STATED GOAL:
Write out the line with "Convert this document image to plain text." and every later line through the end of the data below, exactly as given, with no pictures in the copy.
######
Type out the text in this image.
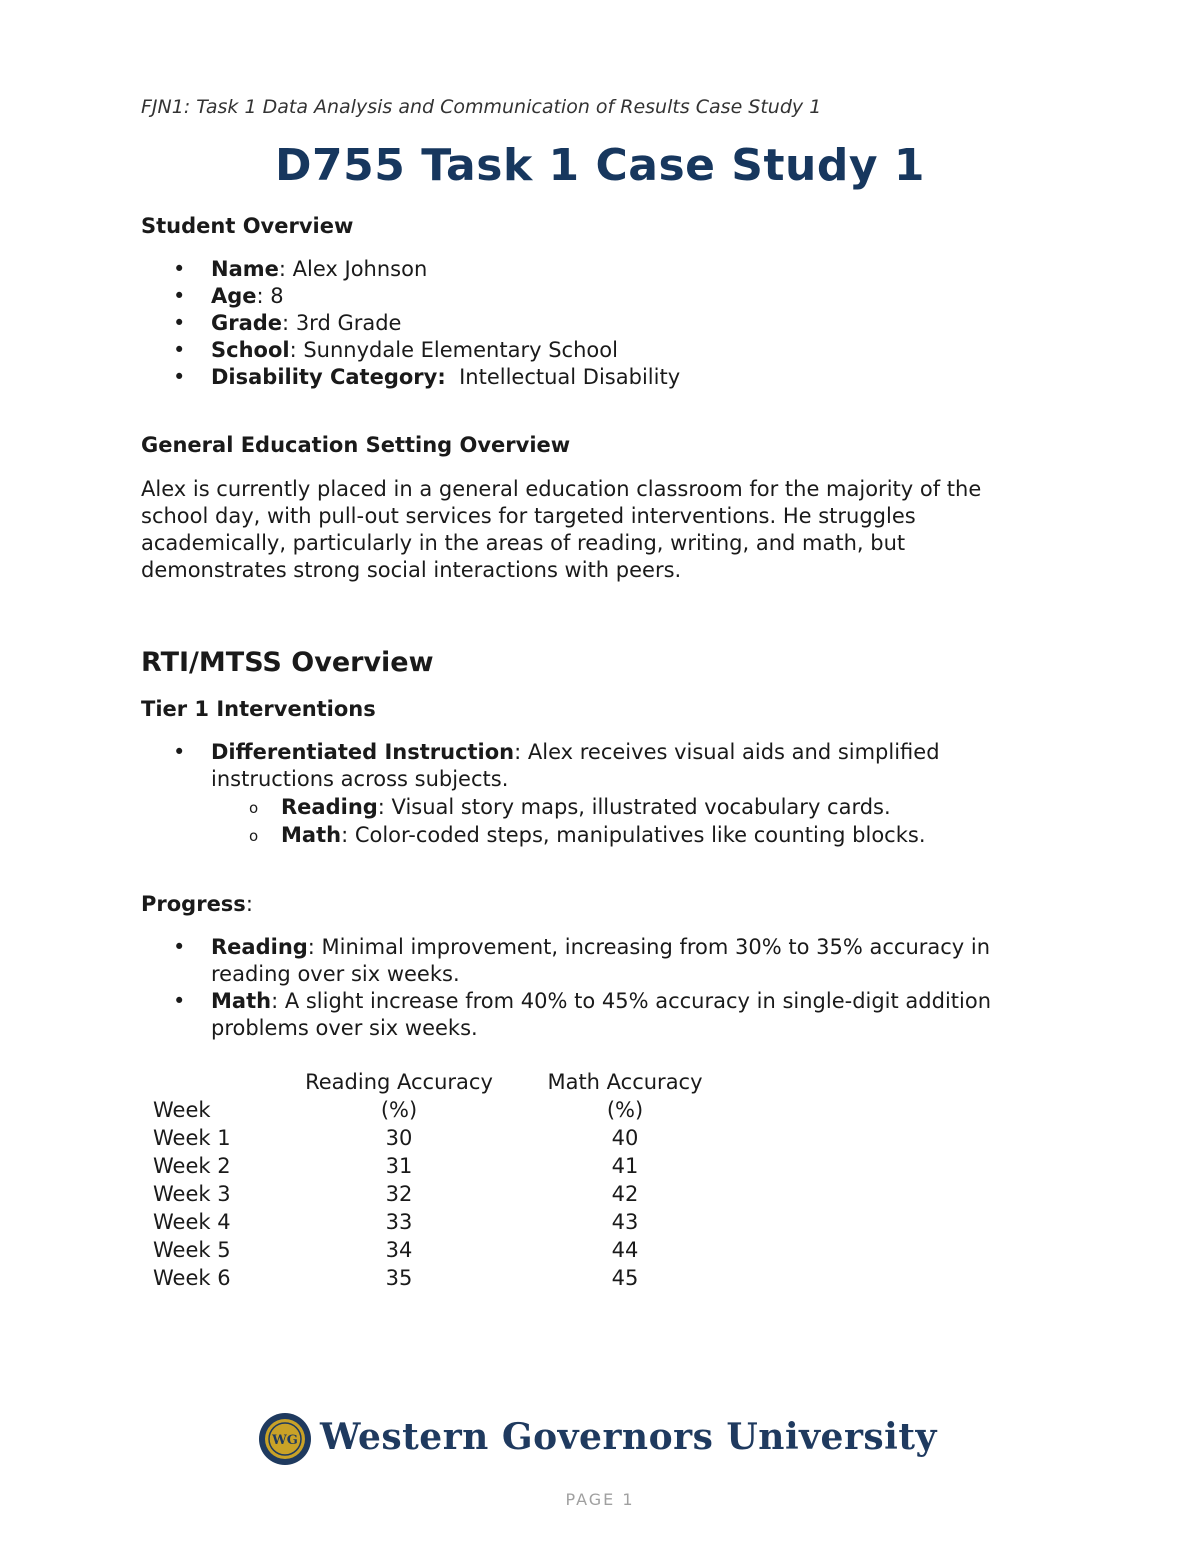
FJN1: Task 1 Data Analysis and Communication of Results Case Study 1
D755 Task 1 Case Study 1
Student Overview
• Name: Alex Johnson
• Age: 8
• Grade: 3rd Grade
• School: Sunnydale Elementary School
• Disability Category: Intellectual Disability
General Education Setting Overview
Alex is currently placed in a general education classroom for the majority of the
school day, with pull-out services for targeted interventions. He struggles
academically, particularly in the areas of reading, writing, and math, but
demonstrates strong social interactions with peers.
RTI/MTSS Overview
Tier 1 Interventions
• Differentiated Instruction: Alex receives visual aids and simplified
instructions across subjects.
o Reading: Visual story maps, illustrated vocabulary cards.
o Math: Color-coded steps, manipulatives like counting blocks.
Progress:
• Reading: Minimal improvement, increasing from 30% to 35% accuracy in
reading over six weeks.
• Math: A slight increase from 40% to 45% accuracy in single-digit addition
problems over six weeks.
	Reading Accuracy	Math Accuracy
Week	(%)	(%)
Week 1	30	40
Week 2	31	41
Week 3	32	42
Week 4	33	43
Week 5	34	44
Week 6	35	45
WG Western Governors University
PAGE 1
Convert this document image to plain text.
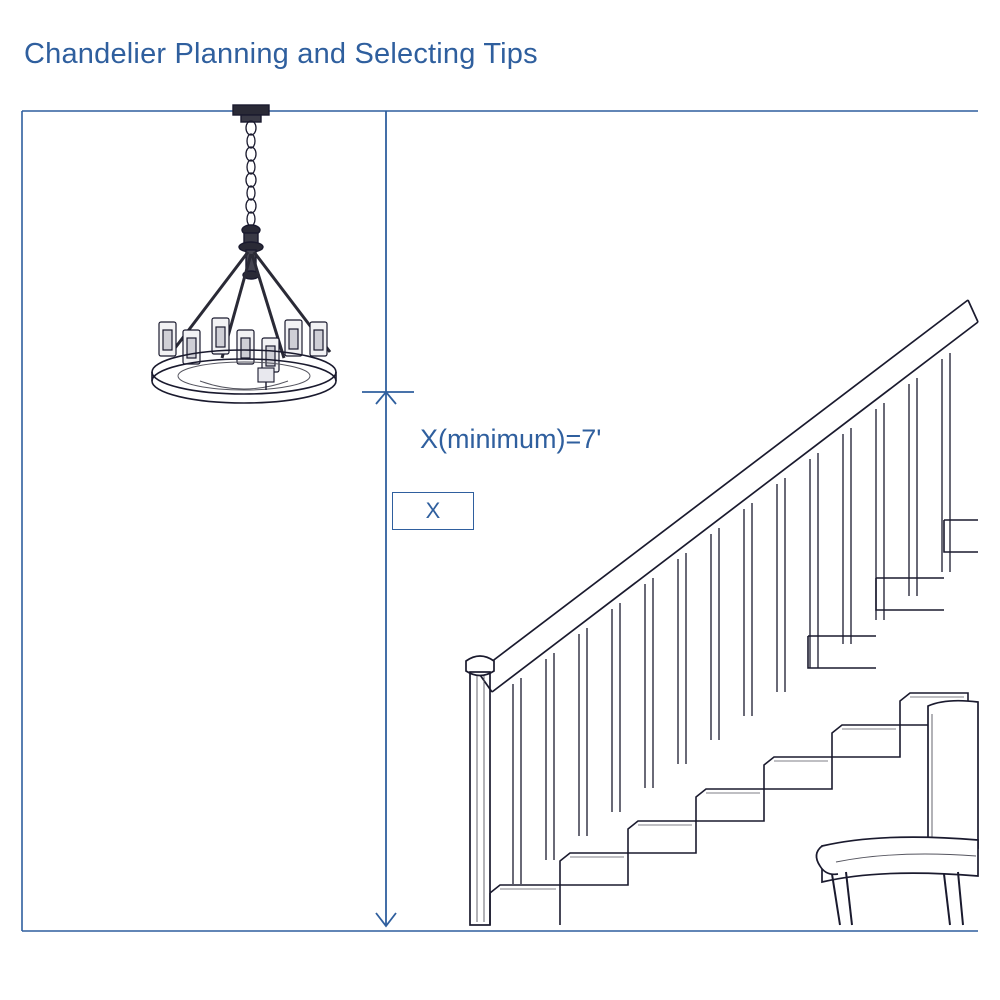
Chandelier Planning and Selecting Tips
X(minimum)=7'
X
######
OUTPUT:
Convert this document image to plain text.
Chandelier Planning and Selecting Tips
X(minimum)=7'
X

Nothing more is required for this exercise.